> **Directive**:
Restate all the material verbatim, except for the pictures.

> **Figure data in JSON**:
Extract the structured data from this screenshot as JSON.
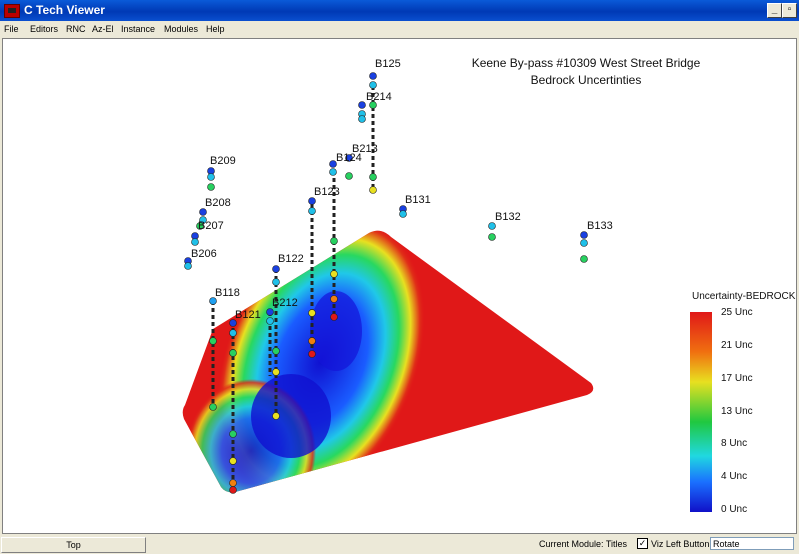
{
  "window": {
    "title": "C Tech Viewer",
    "min_label": "_",
    "max_label": "▫"
  },
  "menu": {
    "items": [
      "File",
      "Editors",
      "RNC",
      "Az-El",
      "Instance",
      "Modules",
      "Help"
    ]
  },
  "plot": {
    "title_line1": "Keene By-pass #10309 West Street Bridge",
    "title_line2": "Bedrock Uncertinties",
    "legend_title": "Uncertainty-BEDROCK",
    "legend_ticks": [
      "25 Unc",
      "21 Unc",
      "17 Unc",
      "13 Unc",
      "8 Unc",
      "4 Unc",
      "0 Unc"
    ],
    "boring_labels": [
      "B125",
      "B214",
      "B213",
      "B124",
      "B209",
      "B123",
      "B131",
      "B132",
      "B133",
      "B208",
      "B207",
      "B206",
      "B122",
      "B118",
      "B121",
      "B212"
    ]
  },
  "status": {
    "top_button": "Top",
    "current_module": "Current Module: Titles",
    "titles_checked": "✓",
    "viz_left": "Viz Left Button",
    "rotate_value": "Rotate"
  },
  "colors": {
    "titlebar": "#0039b5",
    "surface_high": "#e01818",
    "surface_low": "#1010d0",
    "surface_mid": "#20d060"
  }
}
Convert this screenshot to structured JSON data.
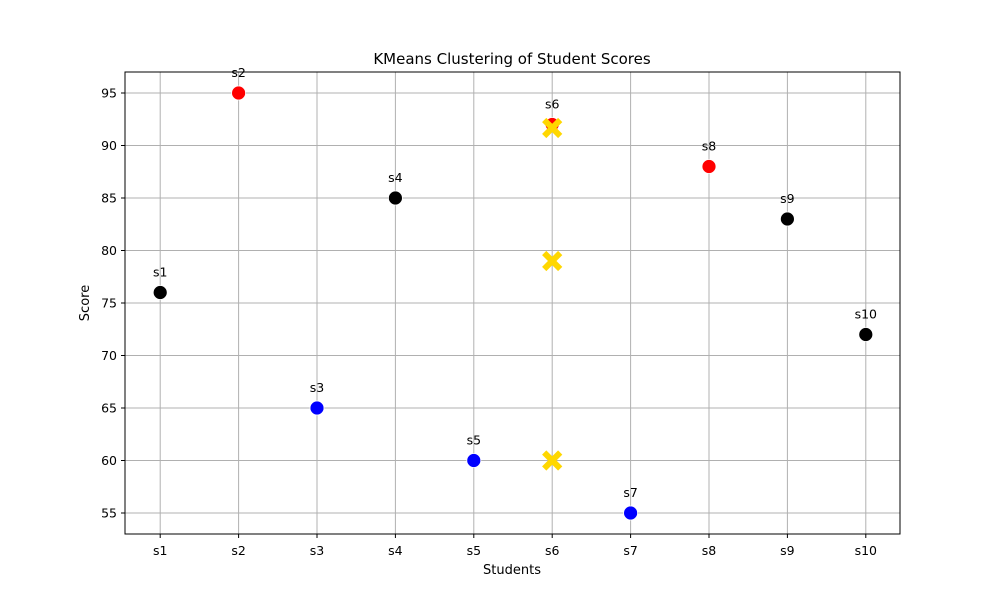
{
  "chart_data": {
    "type": "scatter",
    "title": "KMeans Clustering of Student Scores",
    "xlabel": "Students",
    "ylabel": "Score",
    "categories": [
      "s1",
      "s2",
      "s3",
      "s4",
      "s5",
      "s6",
      "s7",
      "s8",
      "s9",
      "s10"
    ],
    "ylim": [
      53,
      97
    ],
    "yticks": [
      55,
      60,
      65,
      70,
      75,
      80,
      85,
      90,
      95
    ],
    "grid": true,
    "points": [
      {
        "label": "s1",
        "x": "s1",
        "y": 76,
        "cluster": 0,
        "color": "#000000"
      },
      {
        "label": "s2",
        "x": "s2",
        "y": 95,
        "cluster": 1,
        "color": "#ff0000"
      },
      {
        "label": "s3",
        "x": "s3",
        "y": 65,
        "cluster": 2,
        "color": "#0000ff"
      },
      {
        "label": "s4",
        "x": "s4",
        "y": 85,
        "cluster": 0,
        "color": "#000000"
      },
      {
        "label": "s5",
        "x": "s5",
        "y": 60,
        "cluster": 2,
        "color": "#0000ff"
      },
      {
        "label": "s6",
        "x": "s6",
        "y": 92,
        "cluster": 1,
        "color": "#ff0000"
      },
      {
        "label": "s7",
        "x": "s7",
        "y": 55,
        "cluster": 2,
        "color": "#0000ff"
      },
      {
        "label": "s8",
        "x": "s8",
        "y": 88,
        "cluster": 1,
        "color": "#ff0000"
      },
      {
        "label": "s9",
        "x": "s9",
        "y": 83,
        "cluster": 0,
        "color": "#000000"
      },
      {
        "label": "s10",
        "x": "s10",
        "y": 72,
        "cluster": 0,
        "color": "#000000"
      }
    ],
    "centroids": [
      {
        "x": "s6",
        "y": 91.67,
        "color": "#ffd700"
      },
      {
        "x": "s6",
        "y": 79.0,
        "color": "#ffd700"
      },
      {
        "x": "s6",
        "y": 60.0,
        "color": "#ffd700"
      }
    ]
  }
}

> **Answer to this exercise**:
Extract the structured data from this screenshot as JSON.
{
  "window": {
    "title": "C Tech Viewer",
    "min_label": "_",
    "max_label": "▫"
  },
  "menu": {
    "items": [
      "File",
      "Editors",
      "RNC",
      "Az-El",
      "Instance",
      "Modules",
      "Help"
    ]
  },
  "plot": {
    "title_line1": "Keene By-pass #10309 West Street Bridge",
    "title_line2": "Bedrock Uncertinties",
    "legend_title": "Uncertainty-BEDROCK",
    "legend_ticks": [
      "25 Unc",
      "21 Unc",
      "17 Unc",
      "13 Unc",
      "8 Unc",
      "4 Unc",
      "0 Unc"
    ],
    "boring_labels": [
      "B125",
      "B214",
      "B213",
      "B124",
      "B209",
      "B123",
      "B131",
      "B132",
      "B133",
      "B208",
      "B207",
      "B206",
      "B122",
      "B118",
      "B121",
      "B212"
    ]
  },
  "status": {
    "top_button": "Top",
    "current_module": "Current Module: Titles",
    "titles_checked": "✓",
    "viz_left": "Viz Left Button",
    "rotate_value": "Rotate"
  },
  "colors": {
    "titlebar": "#0039b5",
    "surface_high": "#e01818",
    "surface_low": "#1010d0",
    "surface_mid": "#20d060"
  }
}
Convert this screenshot to structured JSON data.
{
  "chart_data": {
    "type": "scatter",
    "title": "KMeans Clustering of Student Scores",
    "xlabel": "Students",
    "ylabel": "Score",
    "categories": [
      "s1",
      "s2",
      "s3",
      "s4",
      "s5",
      "s6",
      "s7",
      "s8",
      "s9",
      "s10"
    ],
    "ylim": [
      53,
      97
    ],
    "yticks": [
      55,
      60,
      65,
      70,
      75,
      80,
      85,
      90,
      95
    ],
    "grid": true,
    "points": [
      {
        "label": "s1",
        "x": "s1",
        "y": 76,
        "cluster": 0,
        "color": "#000000"
      },
      {
        "label": "s2",
        "x": "s2",
        "y": 95,
        "cluster": 1,
        "color": "#ff0000"
      },
      {
        "label": "s3",
        "x": "s3",
        "y": 65,
        "cluster": 2,
        "color": "#0000ff"
      },
      {
        "label": "s4",
        "x": "s4",
        "y": 85,
        "cluster": 0,
        "color": "#000000"
      },
      {
        "label": "s5",
        "x": "s5",
        "y": 60,
        "cluster": 2,
        "color": "#0000ff"
      },
      {
        "label": "s6",
        "x": "s6",
        "y": 92,
        "cluster": 1,
        "color": "#ff0000"
      },
      {
        "label": "s7",
        "x": "s7",
        "y": 55,
        "cluster": 2,
        "color": "#0000ff"
      },
      {
        "label": "s8",
        "x": "s8",
        "y": 88,
        "cluster": 1,
        "color": "#ff0000"
      },
      {
        "label": "s9",
        "x": "s9",
        "y": 83,
        "cluster": 0,
        "color": "#000000"
      },
      {
        "label": "s10",
        "x": "s10",
        "y": 72,
        "cluster": 0,
        "color": "#000000"
      }
    ],
    "centroids": [
      {
        "x": "s6",
        "y": 91.67,
        "color": "#ffd700"
      },
      {
        "x": "s6",
        "y": 79.0,
        "color": "#ffd700"
      },
      {
        "x": "s6",
        "y": 60.0,
        "color": "#ffd700"
      }
    ]
  }
}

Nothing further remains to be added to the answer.